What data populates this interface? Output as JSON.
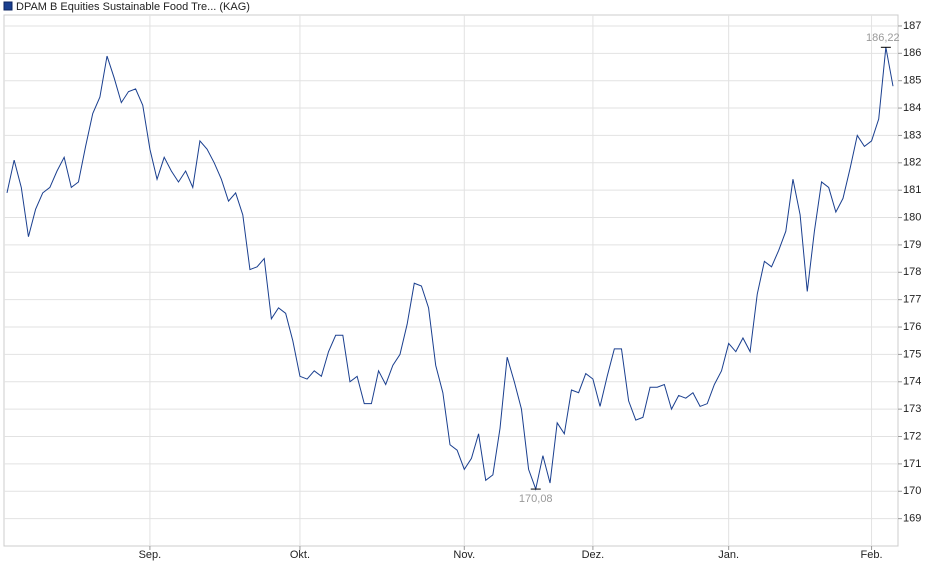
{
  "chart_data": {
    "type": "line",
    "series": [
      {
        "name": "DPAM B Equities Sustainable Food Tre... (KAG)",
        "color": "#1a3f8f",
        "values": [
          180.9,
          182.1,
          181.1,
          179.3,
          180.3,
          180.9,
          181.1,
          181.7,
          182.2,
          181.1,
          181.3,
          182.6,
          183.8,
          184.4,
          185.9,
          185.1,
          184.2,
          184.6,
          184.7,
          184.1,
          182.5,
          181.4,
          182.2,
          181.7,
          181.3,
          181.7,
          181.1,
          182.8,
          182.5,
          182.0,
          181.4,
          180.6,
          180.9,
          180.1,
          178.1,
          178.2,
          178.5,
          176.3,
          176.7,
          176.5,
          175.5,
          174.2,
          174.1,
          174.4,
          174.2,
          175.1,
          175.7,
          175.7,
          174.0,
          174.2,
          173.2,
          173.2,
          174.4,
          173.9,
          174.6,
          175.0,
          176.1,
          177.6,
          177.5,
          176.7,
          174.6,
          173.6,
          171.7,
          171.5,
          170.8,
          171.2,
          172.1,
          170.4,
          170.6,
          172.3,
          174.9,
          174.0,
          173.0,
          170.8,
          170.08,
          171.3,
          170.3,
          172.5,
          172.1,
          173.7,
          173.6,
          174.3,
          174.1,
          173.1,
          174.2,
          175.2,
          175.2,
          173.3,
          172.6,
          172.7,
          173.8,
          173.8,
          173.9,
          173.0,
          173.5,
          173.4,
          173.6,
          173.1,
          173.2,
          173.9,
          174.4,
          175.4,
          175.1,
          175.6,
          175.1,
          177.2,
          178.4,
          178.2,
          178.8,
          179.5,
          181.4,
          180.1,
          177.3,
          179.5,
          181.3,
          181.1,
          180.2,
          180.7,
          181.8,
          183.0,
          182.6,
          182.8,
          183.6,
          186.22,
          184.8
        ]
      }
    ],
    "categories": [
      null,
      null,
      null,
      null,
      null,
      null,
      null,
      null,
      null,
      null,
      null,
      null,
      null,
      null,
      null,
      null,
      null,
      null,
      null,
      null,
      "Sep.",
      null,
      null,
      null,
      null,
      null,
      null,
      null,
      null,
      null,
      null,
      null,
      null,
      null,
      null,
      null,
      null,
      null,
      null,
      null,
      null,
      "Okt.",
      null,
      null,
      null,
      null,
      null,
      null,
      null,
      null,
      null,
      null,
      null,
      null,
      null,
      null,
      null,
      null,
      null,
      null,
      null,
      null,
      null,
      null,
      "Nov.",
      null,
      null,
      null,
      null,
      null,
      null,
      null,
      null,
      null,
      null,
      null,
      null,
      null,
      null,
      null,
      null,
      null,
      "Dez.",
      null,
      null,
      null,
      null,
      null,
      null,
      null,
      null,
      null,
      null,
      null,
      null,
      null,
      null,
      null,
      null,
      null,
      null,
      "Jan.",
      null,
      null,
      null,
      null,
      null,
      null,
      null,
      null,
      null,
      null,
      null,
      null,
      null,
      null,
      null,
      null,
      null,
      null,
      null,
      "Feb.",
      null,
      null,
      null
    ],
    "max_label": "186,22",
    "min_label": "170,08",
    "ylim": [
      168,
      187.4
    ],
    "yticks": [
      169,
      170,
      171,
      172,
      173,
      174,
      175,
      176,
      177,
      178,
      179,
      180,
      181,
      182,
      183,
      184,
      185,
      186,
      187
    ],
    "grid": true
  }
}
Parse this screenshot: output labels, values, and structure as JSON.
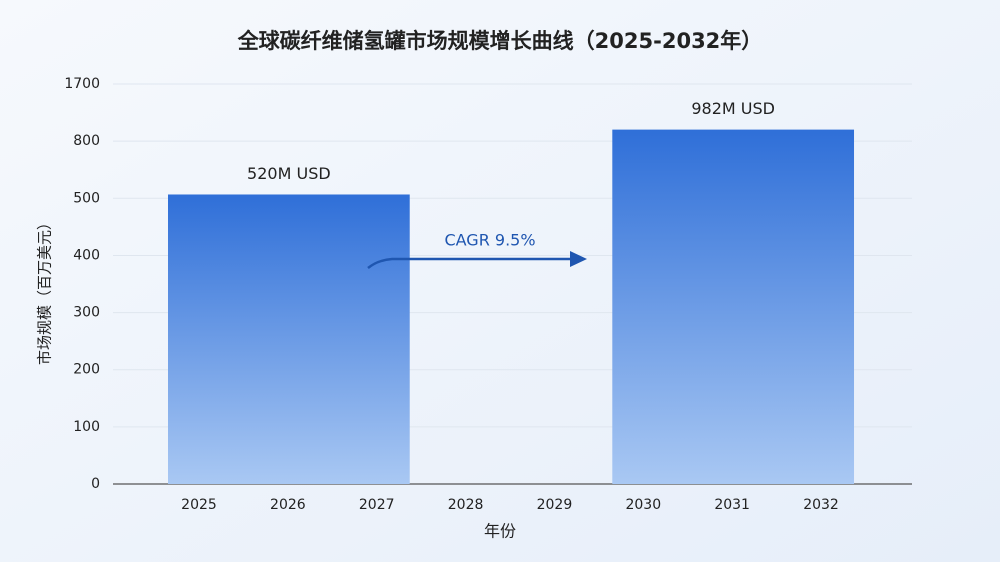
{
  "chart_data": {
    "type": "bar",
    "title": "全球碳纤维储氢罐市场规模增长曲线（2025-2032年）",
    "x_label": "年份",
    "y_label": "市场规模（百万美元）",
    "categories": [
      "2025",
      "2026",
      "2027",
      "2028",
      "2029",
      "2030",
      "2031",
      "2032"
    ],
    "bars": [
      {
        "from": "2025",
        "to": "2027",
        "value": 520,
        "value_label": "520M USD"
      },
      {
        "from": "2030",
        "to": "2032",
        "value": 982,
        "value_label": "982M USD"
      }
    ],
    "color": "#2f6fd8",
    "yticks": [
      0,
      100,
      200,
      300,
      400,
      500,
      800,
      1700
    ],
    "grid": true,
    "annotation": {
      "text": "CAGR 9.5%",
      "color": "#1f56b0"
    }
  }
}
====
Give back every line exactly as it stands, pictures excluded.

**Answer to this exercise**.
What data populates this interface? Output as JSON.
{
  "chart_data": {
    "type": "line",
    "series": [
      {
        "name": "DPAM B Equities Sustainable Food Tre... (KAG)",
        "color": "#1a3f8f",
        "values": [
          180.9,
          182.1,
          181.1,
          179.3,
          180.3,
          180.9,
          181.1,
          181.7,
          182.2,
          181.1,
          181.3,
          182.6,
          183.8,
          184.4,
          185.9,
          185.1,
          184.2,
          184.6,
          184.7,
          184.1,
          182.5,
          181.4,
          182.2,
          181.7,
          181.3,
          181.7,
          181.1,
          182.8,
          182.5,
          182.0,
          181.4,
          180.6,
          180.9,
          180.1,
          178.1,
          178.2,
          178.5,
          176.3,
          176.7,
          176.5,
          175.5,
          174.2,
          174.1,
          174.4,
          174.2,
          175.1,
          175.7,
          175.7,
          174.0,
          174.2,
          173.2,
          173.2,
          174.4,
          173.9,
          174.6,
          175.0,
          176.1,
          177.6,
          177.5,
          176.7,
          174.6,
          173.6,
          171.7,
          171.5,
          170.8,
          171.2,
          172.1,
          170.4,
          170.6,
          172.3,
          174.9,
          174.0,
          173.0,
          170.8,
          170.08,
          171.3,
          170.3,
          172.5,
          172.1,
          173.7,
          173.6,
          174.3,
          174.1,
          173.1,
          174.2,
          175.2,
          175.2,
          173.3,
          172.6,
          172.7,
          173.8,
          173.8,
          173.9,
          173.0,
          173.5,
          173.4,
          173.6,
          173.1,
          173.2,
          173.9,
          174.4,
          175.4,
          175.1,
          175.6,
          175.1,
          177.2,
          178.4,
          178.2,
          178.8,
          179.5,
          181.4,
          180.1,
          177.3,
          179.5,
          181.3,
          181.1,
          180.2,
          180.7,
          181.8,
          183.0,
          182.6,
          182.8,
          183.6,
          186.22,
          184.8
        ]
      }
    ],
    "categories": [
      null,
      null,
      null,
      null,
      null,
      null,
      null,
      null,
      null,
      null,
      null,
      null,
      null,
      null,
      null,
      null,
      null,
      null,
      null,
      null,
      "Sep.",
      null,
      null,
      null,
      null,
      null,
      null,
      null,
      null,
      null,
      null,
      null,
      null,
      null,
      null,
      null,
      null,
      null,
      null,
      null,
      null,
      "Okt.",
      null,
      null,
      null,
      null,
      null,
      null,
      null,
      null,
      null,
      null,
      null,
      null,
      null,
      null,
      null,
      null,
      null,
      null,
      null,
      null,
      null,
      null,
      "Nov.",
      null,
      null,
      null,
      null,
      null,
      null,
      null,
      null,
      null,
      null,
      null,
      null,
      null,
      null,
      null,
      null,
      null,
      "Dez.",
      null,
      null,
      null,
      null,
      null,
      null,
      null,
      null,
      null,
      null,
      null,
      null,
      null,
      null,
      null,
      null,
      null,
      null,
      "Jan.",
      null,
      null,
      null,
      null,
      null,
      null,
      null,
      null,
      null,
      null,
      null,
      null,
      null,
      null,
      null,
      null,
      null,
      null,
      null,
      "Feb.",
      null,
      null,
      null
    ],
    "max_label": "186,22",
    "min_label": "170,08",
    "ylim": [
      168,
      187.4
    ],
    "yticks": [
      169,
      170,
      171,
      172,
      173,
      174,
      175,
      176,
      177,
      178,
      179,
      180,
      181,
      182,
      183,
      184,
      185,
      186,
      187
    ],
    "grid": true
  }
}
Parse this screenshot: output labels, values, and structure as JSON.
{
  "chart_data": {
    "type": "bar",
    "title": "全球碳纤维储氢罐市场规模增长曲线（2025-2032年）",
    "x_label": "年份",
    "y_label": "市场规模（百万美元）",
    "categories": [
      "2025",
      "2026",
      "2027",
      "2028",
      "2029",
      "2030",
      "2031",
      "2032"
    ],
    "bars": [
      {
        "from": "2025",
        "to": "2027",
        "value": 520,
        "value_label": "520M USD"
      },
      {
        "from": "2030",
        "to": "2032",
        "value": 982,
        "value_label": "982M USD"
      }
    ],
    "color": "#2f6fd8",
    "yticks": [
      0,
      100,
      200,
      300,
      400,
      500,
      800,
      1700
    ],
    "grid": true,
    "annotation": {
      "text": "CAGR 9.5%",
      "color": "#1f56b0"
    }
  }
}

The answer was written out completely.